[Start of Data lines]

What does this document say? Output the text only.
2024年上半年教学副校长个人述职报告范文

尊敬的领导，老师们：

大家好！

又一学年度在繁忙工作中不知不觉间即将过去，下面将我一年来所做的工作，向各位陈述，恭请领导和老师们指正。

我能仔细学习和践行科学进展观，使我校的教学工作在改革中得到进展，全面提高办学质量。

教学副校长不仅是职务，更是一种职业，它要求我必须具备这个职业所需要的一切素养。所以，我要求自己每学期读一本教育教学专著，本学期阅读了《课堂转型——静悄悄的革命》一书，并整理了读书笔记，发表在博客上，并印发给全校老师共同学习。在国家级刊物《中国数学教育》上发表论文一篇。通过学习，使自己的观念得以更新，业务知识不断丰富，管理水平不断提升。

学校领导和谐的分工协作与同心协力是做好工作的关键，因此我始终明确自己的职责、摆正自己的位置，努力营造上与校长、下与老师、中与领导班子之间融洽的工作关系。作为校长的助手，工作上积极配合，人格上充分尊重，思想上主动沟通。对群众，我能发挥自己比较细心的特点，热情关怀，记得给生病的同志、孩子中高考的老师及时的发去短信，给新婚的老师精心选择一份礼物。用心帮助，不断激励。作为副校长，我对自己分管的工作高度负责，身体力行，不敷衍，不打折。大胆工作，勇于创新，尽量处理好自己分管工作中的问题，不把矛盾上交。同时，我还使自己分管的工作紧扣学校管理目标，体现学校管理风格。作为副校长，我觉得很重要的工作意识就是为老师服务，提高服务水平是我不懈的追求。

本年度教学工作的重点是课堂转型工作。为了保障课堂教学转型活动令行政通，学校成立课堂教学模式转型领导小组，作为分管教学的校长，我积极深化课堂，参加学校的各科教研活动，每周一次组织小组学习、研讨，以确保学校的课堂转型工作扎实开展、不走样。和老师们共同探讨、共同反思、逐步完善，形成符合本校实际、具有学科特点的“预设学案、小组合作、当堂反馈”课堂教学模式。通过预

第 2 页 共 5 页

[End of Data lines]

→ **Stated exercise**
Using the material above, print every entry exactly as written.

→ **Solution to this problem**
What does this document say? Output the text only.
2024年上半年教学副校长个人述职报告范文

尊敬的领导，老师们：

大家好！

又一学年度在繁忙工作中不知不觉间即将过去，下面将我一年来所做的工作，向各位陈述，恭请领导和老师们指正。

我能仔细学习和践行科学进展观，使我校的教学工作在改革中得到进展，全面提高办学质量。

教学副校长不仅是职务，更是一种职业，它要求我必须具备这个职业所需要的一切素养。所以，我要求自己每学期读一本教育教学专著，本学期阅读了《课堂转型——静悄悄的革命》一书，并整理了读书笔记，发表在博客上，并印发给全校老师共同学习。在国家级刊物《中国数学教育》上发表论文一篇。通过学习，使自己的观念得以更新，业务知识不断丰富，管理水平不断提升。

学校领导和谐的分工协作与同心协力是做好工作的关键，因此我始终明确自己的职责、摆正自己的位置，努力营造上与校长、下与老师、中与领导班子之间融洽的工作关系。作为校长的助手，工作上积极配合，人格上充分尊重，思想上主动沟通。对群众，我能发挥自己比较细心的特点，热情关怀，记得给生病的同志、孩子中高考的老师及时的发去短信，给新婚的老师精心选择一份礼物。用心帮助，不断激励。作为副校长，我对自己分管的工作高度负责，身体力行，不敷衍，不打折。大胆工作，勇于创新，尽量处理好自己分管工作中的问题，不把矛盾上交。同时，我还使自己分管的工作紧扣学校管理目标，体现学校管理风格。作为副校长，我觉得很重要的工作意识就是为老师服务，提高服务水平是我不懈的追求。

本年度教学工作的重点是课堂转型工作。为了保障课堂教学转型活动令行政通，学校成立课堂教学模式转型领导小组，作为分管教学的校长，我积极深化课堂，参加学校的各科教研活动，每周一次组织小组学习、研讨，以确保学校的课堂转型工作扎实开展、不走样。和老师们共同探讨、共同反思、逐步完善，形成符合本校实际、具有学科特点的“预设学案、小组合作、当堂反馈”课堂教学模式。通过预

第 2 页 共 5 页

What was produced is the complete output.